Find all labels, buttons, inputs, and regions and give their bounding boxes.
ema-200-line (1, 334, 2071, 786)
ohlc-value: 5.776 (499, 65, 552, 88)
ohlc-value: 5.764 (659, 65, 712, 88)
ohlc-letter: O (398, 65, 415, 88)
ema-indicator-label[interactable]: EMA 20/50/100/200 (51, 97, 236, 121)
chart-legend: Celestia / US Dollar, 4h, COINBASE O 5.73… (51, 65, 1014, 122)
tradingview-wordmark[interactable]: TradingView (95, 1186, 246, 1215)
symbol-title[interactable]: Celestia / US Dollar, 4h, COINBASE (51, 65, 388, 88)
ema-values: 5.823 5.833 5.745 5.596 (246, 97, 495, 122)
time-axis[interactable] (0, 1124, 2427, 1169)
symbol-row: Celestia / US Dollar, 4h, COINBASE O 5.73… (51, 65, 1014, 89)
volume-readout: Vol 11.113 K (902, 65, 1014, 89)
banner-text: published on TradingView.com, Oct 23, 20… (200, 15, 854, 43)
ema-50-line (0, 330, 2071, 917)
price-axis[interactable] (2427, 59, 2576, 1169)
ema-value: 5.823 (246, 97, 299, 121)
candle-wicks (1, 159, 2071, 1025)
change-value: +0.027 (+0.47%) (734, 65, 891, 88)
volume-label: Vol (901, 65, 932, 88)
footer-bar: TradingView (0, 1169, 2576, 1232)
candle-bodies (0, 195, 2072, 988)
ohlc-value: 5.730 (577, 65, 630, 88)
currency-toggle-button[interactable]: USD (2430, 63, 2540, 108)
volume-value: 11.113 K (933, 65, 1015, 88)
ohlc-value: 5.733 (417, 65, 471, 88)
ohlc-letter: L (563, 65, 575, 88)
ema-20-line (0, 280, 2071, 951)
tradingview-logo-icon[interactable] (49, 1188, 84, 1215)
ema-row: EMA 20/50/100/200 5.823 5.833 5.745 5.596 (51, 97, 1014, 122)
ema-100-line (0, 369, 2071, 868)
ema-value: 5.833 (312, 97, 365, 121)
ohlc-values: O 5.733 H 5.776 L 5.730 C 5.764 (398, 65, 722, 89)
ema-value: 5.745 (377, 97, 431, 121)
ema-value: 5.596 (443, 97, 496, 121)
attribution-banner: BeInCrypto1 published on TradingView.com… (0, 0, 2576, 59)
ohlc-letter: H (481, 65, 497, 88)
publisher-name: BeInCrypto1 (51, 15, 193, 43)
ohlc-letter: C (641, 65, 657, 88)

•••••

TASK GOAL:
Format the lines of the records above as a Markdown table with two columns, Row and Entry: Row holds a running number and Entry holds the line. Leave out any blank lines.

SOLUTION TO THIS EXERCISE:
| Row | Entry |
|---|---|
| 1 | Find all labels, buttons, inputs, and regions and give their bounding boxes. |
| 2 | ema-200-line (1, 334, 2071, 786) |
| 3 | ohlc-value: 5.776 (499, 65, 552, 88) |
| 4 | ohlc-value: 5.764 (659, 65, 712, 88) |
| 5 | ohlc-letter: O (398, 65, 415, 88) |
| 6 | ema-indicator-label[interactable]: EMA 20/50/100/200 (51, 97, 236, 121) |
| 7 | chart-legend: Celestia / US Dollar, 4h, COINBASE O 5.73… (51, 65, 1014, 122) |
| 8 | tradingview-wordmark[interactable]: TradingView (95, 1186, 246, 1215) |
| 9 | symbol-title[interactable]: Celestia / US Dollar, 4h, COINBASE (51, 65, 388, 88) |
| 10 | ema-values: 5.823 5.833 5.745 5.596 (246, 97, 495, 122) |
| 11 | time-axis[interactable] (0, 1124, 2427, 1169) |
| 12 | symbol-row: Celestia / US Dollar, 4h, COINBASE O 5.73… (51, 65, 1014, 89) |
| 13 | volume-readout: Vol 11.113 K (902, 65, 1014, 89) |
| 14 | banner-text: published on TradingView.com, Oct 23, 20… (200, 15, 854, 43) |
| 15 | ema-50-line (0, 330, 2071, 917) |
| 16 | price-axis[interactable] (2427, 59, 2576, 1169) |
| 17 | ema-value: 5.823 (246, 97, 299, 121) |
| 18 | candle-wicks (1, 159, 2071, 1025) |
| 19 | change-value: +0.027 (+0.47%) (734, 65, 891, 88) |
| 20 | volume-label: Vol (901, 65, 932, 88) |
| 21 | footer-bar: TradingView (0, 1169, 2576, 1232) |
| 22 | candle-bodies (0, 195, 2072, 988) |
| 23 | ohlc-value: 5.730 (577, 65, 630, 88) |
| 24 | currency-toggle-button[interactable]: USD (2430, 63, 2540, 108) |
| 25 | volume-value: 11.113 K (933, 65, 1015, 88) |
| 26 | ohlc-value: 5.733 (417, 65, 471, 88) |
| 27 | ohlc-letter: L (563, 65, 575, 88) |
| 28 | ema-20-line (0, 280, 2071, 951) |
| 29 | tradingview-logo-icon[interactable] (49, 1188, 84, 1215) |
| 30 | ema-row: EMA 20/50/100/200 5.823 5.833 5.745 5.596 (51, 97, 1014, 122) |
| 31 | ema-100-line (0, 369, 2071, 868) |
| 32 | ema-value: 5.833 (312, 97, 365, 121) |
| 33 | ohlc-values: O 5.733 H 5.776 L 5.730 C 5.764 (398, 65, 722, 89) |
| 34 | ema-value: 5.745 (377, 97, 431, 121) |
| 35 | ema-value: 5.596 (443, 97, 496, 121) |
| 36 | attribution-banner: BeInCrypto1 published on TradingView.com… (0, 0, 2576, 59) |
| 37 | ohlc-letter: H (481, 65, 497, 88) |
| 38 | publisher-name: BeInCrypto1 (51, 15, 193, 43) |
| 39 | ohlc-letter: C (641, 65, 657, 88) |